# START OF Dataset rows
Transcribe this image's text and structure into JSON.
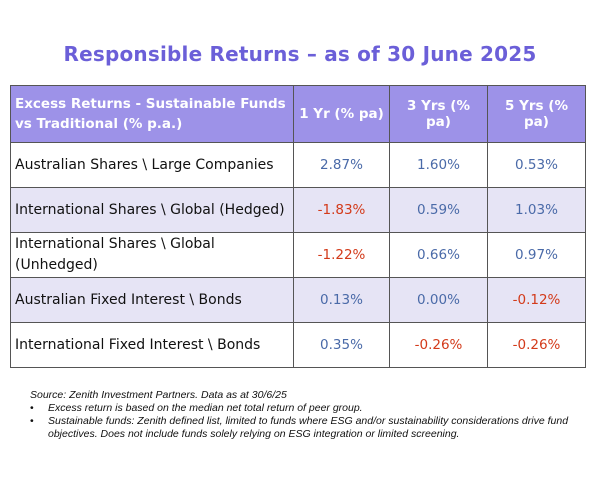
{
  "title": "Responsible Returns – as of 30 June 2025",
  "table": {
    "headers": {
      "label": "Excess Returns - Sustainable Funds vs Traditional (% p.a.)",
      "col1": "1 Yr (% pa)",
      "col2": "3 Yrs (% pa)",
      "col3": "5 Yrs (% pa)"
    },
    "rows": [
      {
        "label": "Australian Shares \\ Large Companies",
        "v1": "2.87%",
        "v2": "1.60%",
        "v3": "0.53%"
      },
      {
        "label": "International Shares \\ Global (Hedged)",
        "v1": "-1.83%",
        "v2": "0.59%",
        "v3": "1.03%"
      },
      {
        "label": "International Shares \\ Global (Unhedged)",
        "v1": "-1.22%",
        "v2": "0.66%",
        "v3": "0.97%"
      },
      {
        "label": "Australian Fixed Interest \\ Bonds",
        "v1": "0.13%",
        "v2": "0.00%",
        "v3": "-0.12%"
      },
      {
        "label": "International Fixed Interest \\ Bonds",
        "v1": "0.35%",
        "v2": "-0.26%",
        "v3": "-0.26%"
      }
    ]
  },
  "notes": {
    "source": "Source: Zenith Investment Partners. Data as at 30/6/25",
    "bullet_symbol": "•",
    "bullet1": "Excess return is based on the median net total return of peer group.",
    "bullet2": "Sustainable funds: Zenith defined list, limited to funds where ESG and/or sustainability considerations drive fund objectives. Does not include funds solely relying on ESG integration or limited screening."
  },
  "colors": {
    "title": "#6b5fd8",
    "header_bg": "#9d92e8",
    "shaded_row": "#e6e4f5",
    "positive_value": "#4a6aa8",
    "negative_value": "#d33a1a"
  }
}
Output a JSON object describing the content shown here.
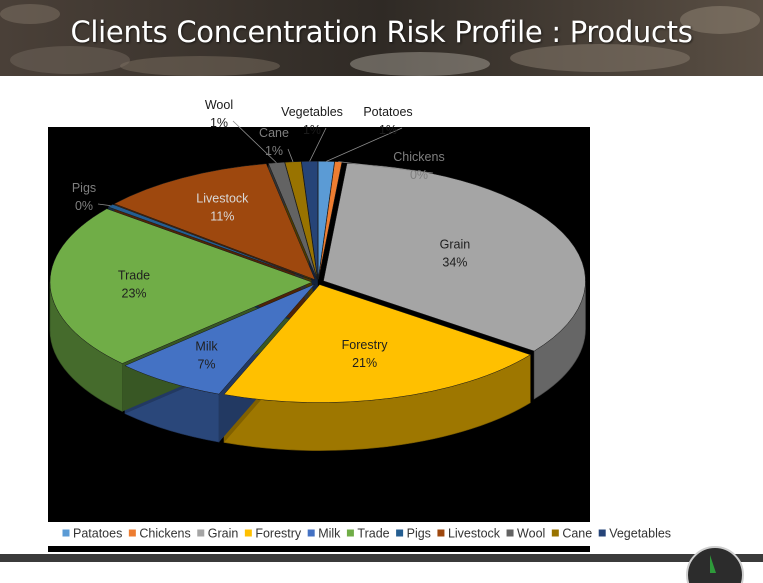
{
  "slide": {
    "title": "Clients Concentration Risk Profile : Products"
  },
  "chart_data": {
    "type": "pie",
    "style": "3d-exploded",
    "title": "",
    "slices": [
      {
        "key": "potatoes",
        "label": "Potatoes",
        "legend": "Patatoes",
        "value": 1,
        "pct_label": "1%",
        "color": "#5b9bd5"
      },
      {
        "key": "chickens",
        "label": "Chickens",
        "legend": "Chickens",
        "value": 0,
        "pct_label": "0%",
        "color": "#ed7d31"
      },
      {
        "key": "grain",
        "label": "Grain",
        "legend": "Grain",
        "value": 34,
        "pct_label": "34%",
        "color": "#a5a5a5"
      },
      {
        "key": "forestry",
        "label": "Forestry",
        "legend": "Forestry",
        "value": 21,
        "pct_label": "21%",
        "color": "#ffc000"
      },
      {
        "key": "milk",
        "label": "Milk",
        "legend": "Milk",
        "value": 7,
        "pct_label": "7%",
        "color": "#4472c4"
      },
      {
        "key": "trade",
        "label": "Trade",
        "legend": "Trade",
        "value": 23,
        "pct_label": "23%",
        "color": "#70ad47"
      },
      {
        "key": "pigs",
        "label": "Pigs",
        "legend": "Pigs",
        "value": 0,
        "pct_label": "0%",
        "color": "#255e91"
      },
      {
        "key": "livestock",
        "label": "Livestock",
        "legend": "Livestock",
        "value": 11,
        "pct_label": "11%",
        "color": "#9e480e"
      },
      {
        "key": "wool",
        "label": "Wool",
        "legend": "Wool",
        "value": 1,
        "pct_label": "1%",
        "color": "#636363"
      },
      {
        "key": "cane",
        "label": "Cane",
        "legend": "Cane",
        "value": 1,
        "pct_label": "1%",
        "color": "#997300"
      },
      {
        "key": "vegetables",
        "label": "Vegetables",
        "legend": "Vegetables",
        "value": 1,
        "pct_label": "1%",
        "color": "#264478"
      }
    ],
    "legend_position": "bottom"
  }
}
# END OF Dataset rows
Do this:
Each record above is to be restated exactly, with its pictures removed from the copy.

Solution for this problem:
Transcribe this image's text and structure into JSON.
{
  "title": "Responsible Returns – as of 30 June 2025",
  "table": {
    "headers": {
      "label": "Excess Returns - Sustainable Funds vs Traditional (% p.a.)",
      "col1": "1 Yr (% pa)",
      "col2": "3 Yrs (% pa)",
      "col3": "5 Yrs (% pa)"
    },
    "rows": [
      {
        "label": "Australian Shares \\ Large Companies",
        "v1": "2.87%",
        "v2": "1.60%",
        "v3": "0.53%"
      },
      {
        "label": "International Shares \\ Global (Hedged)",
        "v1": "-1.83%",
        "v2": "0.59%",
        "v3": "1.03%"
      },
      {
        "label": "International Shares \\ Global (Unhedged)",
        "v1": "-1.22%",
        "v2": "0.66%",
        "v3": "0.97%"
      },
      {
        "label": "Australian Fixed Interest \\ Bonds",
        "v1": "0.13%",
        "v2": "0.00%",
        "v3": "-0.12%"
      },
      {
        "label": "International Fixed Interest \\ Bonds",
        "v1": "0.35%",
        "v2": "-0.26%",
        "v3": "-0.26%"
      }
    ]
  },
  "notes": {
    "source": "Source: Zenith Investment Partners. Data as at 30/6/25",
    "bullet_symbol": "•",
    "bullet1": "Excess return is based on the median net total return of peer group.",
    "bullet2": "Sustainable funds: Zenith defined list, limited to funds where ESG and/or sustainability considerations drive fund objectives. Does not include funds solely relying on ESG integration or limited screening."
  },
  "colors": {
    "title": "#6b5fd8",
    "header_bg": "#9d92e8",
    "shaded_row": "#e6e4f5",
    "positive_value": "#4a6aa8",
    "negative_value": "#d33a1a"
  }
}
Output a JSON object describing the content shown here.
{
  "slide": {
    "title": "Clients Concentration Risk Profile : Products"
  },
  "chart_data": {
    "type": "pie",
    "style": "3d-exploded",
    "title": "",
    "slices": [
      {
        "key": "potatoes",
        "label": "Potatoes",
        "legend": "Patatoes",
        "value": 1,
        "pct_label": "1%",
        "color": "#5b9bd5"
      },
      {
        "key": "chickens",
        "label": "Chickens",
        "legend": "Chickens",
        "value": 0,
        "pct_label": "0%",
        "color": "#ed7d31"
      },
      {
        "key": "grain",
        "label": "Grain",
        "legend": "Grain",
        "value": 34,
        "pct_label": "34%",
        "color": "#a5a5a5"
      },
      {
        "key": "forestry",
        "label": "Forestry",
        "legend": "Forestry",
        "value": 21,
        "pct_label": "21%",
        "color": "#ffc000"
      },
      {
        "key": "milk",
        "label": "Milk",
        "legend": "Milk",
        "value": 7,
        "pct_label": "7%",
        "color": "#4472c4"
      },
      {
        "key": "trade",
        "label": "Trade",
        "legend": "Trade",
        "value": 23,
        "pct_label": "23%",
        "color": "#70ad47"
      },
      {
        "key": "pigs",
        "label": "Pigs",
        "legend": "Pigs",
        "value": 0,
        "pct_label": "0%",
        "color": "#255e91"
      },
      {
        "key": "livestock",
        "label": "Livestock",
        "legend": "Livestock",
        "value": 11,
        "pct_label": "11%",
        "color": "#9e480e"
      },
      {
        "key": "wool",
        "label": "Wool",
        "legend": "Wool",
        "value": 1,
        "pct_label": "1%",
        "color": "#636363"
      },
      {
        "key": "cane",
        "label": "Cane",
        "legend": "Cane",
        "value": 1,
        "pct_label": "1%",
        "color": "#997300"
      },
      {
        "key": "vegetables",
        "label": "Vegetables",
        "legend": "Vegetables",
        "value": 1,
        "pct_label": "1%",
        "color": "#264478"
      }
    ],
    "legend_position": "bottom"
  }
}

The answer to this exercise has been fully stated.